● Directions for this task
Nothing in the records may be left out or altered; reproduce them all exactly.

BEGIN Task inputs

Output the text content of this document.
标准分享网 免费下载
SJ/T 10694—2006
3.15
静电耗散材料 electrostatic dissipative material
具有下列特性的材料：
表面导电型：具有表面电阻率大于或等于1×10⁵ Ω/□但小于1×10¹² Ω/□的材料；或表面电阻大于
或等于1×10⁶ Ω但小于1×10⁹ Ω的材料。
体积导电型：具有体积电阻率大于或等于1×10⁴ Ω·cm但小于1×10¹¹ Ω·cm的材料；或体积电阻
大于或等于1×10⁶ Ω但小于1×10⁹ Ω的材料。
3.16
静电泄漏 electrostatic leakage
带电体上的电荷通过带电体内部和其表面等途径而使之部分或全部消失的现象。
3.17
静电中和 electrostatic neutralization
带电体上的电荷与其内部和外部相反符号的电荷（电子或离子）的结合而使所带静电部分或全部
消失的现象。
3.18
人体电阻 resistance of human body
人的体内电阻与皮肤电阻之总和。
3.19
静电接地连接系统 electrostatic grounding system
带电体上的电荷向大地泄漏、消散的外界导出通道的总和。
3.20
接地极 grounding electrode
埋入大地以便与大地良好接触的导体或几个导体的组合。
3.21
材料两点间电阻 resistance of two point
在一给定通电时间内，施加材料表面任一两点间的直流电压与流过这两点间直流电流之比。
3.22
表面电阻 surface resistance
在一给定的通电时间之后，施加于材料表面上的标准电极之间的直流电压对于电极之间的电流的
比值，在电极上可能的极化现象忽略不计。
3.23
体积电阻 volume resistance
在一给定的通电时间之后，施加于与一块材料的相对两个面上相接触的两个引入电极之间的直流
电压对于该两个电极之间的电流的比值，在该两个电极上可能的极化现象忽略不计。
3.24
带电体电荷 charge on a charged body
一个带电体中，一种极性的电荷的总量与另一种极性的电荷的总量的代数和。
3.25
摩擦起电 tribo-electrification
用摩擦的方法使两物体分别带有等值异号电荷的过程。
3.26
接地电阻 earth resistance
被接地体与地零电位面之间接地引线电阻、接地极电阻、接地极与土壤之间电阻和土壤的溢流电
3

END Task inputs

● Reply to the exercise
Output the text content of this document.
标准分享网 免费下载
SJ/T 10694—2006
3.15
静电耗散材料 electrostatic dissipative material
具有下列特性的材料：
表面导电型：具有表面电阻率大于或等于1×10⁵ Ω/□但小于1×10¹² Ω/□的材料；或表面电阻大于
或等于1×10⁶ Ω但小于1×10⁹ Ω的材料。
体积导电型：具有体积电阻率大于或等于1×10⁴ Ω·cm但小于1×10¹¹ Ω·cm的材料；或体积电阻
大于或等于1×10⁶ Ω但小于1×10⁹ Ω的材料。
3.16
静电泄漏 electrostatic leakage
带电体上的电荷通过带电体内部和其表面等途径而使之部分或全部消失的现象。
3.17
静电中和 electrostatic neutralization
带电体上的电荷与其内部和外部相反符号的电荷（电子或离子）的结合而使所带静电部分或全部
消失的现象。
3.18
人体电阻 resistance of human body
人的体内电阻与皮肤电阻之总和。
3.19
静电接地连接系统 electrostatic grounding system
带电体上的电荷向大地泄漏、消散的外界导出通道的总和。
3.20
接地极 grounding electrode
埋入大地以便与大地良好接触的导体或几个导体的组合。
3.21
材料两点间电阻 resistance of two point
在一给定通电时间内，施加材料表面任一两点间的直流电压与流过这两点间直流电流之比。
3.22
表面电阻 surface resistance
在一给定的通电时间之后，施加于材料表面上的标准电极之间的直流电压对于电极之间的电流的
比值，在电极上可能的极化现象忽略不计。
3.23
体积电阻 volume resistance
在一给定的通电时间之后，施加于与一块材料的相对两个面上相接触的两个引入电极之间的直流
电压对于该两个电极之间的电流的比值，在该两个电极上可能的极化现象忽略不计。
3.24
带电体电荷 charge on a charged body
一个带电体中，一种极性的电荷的总量与另一种极性的电荷的总量的代数和。
3.25
摩擦起电 tribo-electrification
用摩擦的方法使两物体分别带有等值异号电荷的过程。
3.26
接地电阻 earth resistance
被接地体与地零电位面之间接地引线电阻、接地极电阻、接地极与土壤之间电阻和土壤的溢流电
3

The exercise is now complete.